Instruction ::
Copy all lines of the listing that include the string "subtitle".

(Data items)
----

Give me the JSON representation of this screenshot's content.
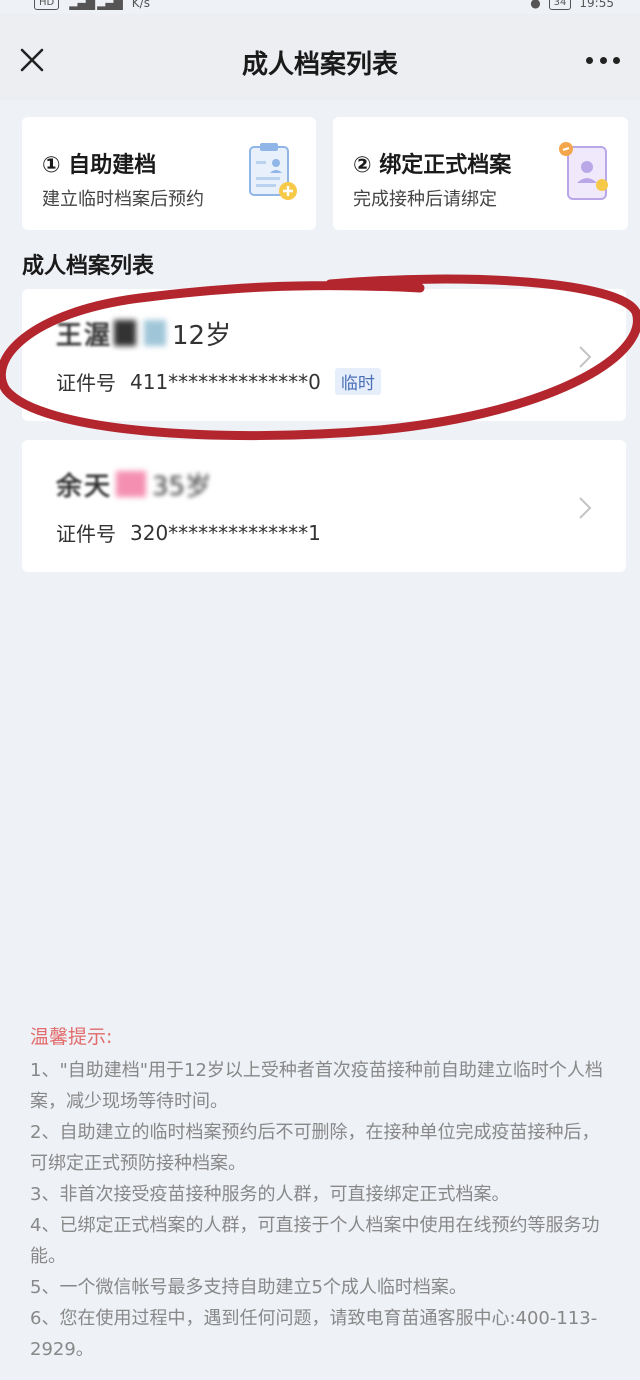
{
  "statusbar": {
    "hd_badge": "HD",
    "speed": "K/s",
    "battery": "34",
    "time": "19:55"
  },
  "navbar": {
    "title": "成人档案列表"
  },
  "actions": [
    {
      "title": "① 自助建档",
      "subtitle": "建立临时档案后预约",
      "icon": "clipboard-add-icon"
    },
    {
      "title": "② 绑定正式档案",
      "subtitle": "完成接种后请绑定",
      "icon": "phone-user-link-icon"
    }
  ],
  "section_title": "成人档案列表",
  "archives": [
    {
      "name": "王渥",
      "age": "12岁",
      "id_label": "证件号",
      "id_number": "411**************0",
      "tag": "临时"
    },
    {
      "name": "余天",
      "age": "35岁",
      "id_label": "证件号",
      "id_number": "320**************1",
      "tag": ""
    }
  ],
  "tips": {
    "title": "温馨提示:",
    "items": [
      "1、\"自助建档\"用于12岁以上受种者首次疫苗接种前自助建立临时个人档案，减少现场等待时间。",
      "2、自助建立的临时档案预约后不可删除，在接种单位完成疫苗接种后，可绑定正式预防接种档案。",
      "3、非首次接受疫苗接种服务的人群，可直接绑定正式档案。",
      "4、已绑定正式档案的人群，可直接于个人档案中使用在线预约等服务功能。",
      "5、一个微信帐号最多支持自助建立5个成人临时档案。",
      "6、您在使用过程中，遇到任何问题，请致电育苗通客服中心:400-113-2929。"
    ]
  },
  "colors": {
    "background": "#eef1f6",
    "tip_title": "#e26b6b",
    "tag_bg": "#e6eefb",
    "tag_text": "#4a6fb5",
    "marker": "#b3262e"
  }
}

----

Exercise result ::
      "subtitle": "建立临时档案后预约",
      "subtitle": "完成接种后请绑定",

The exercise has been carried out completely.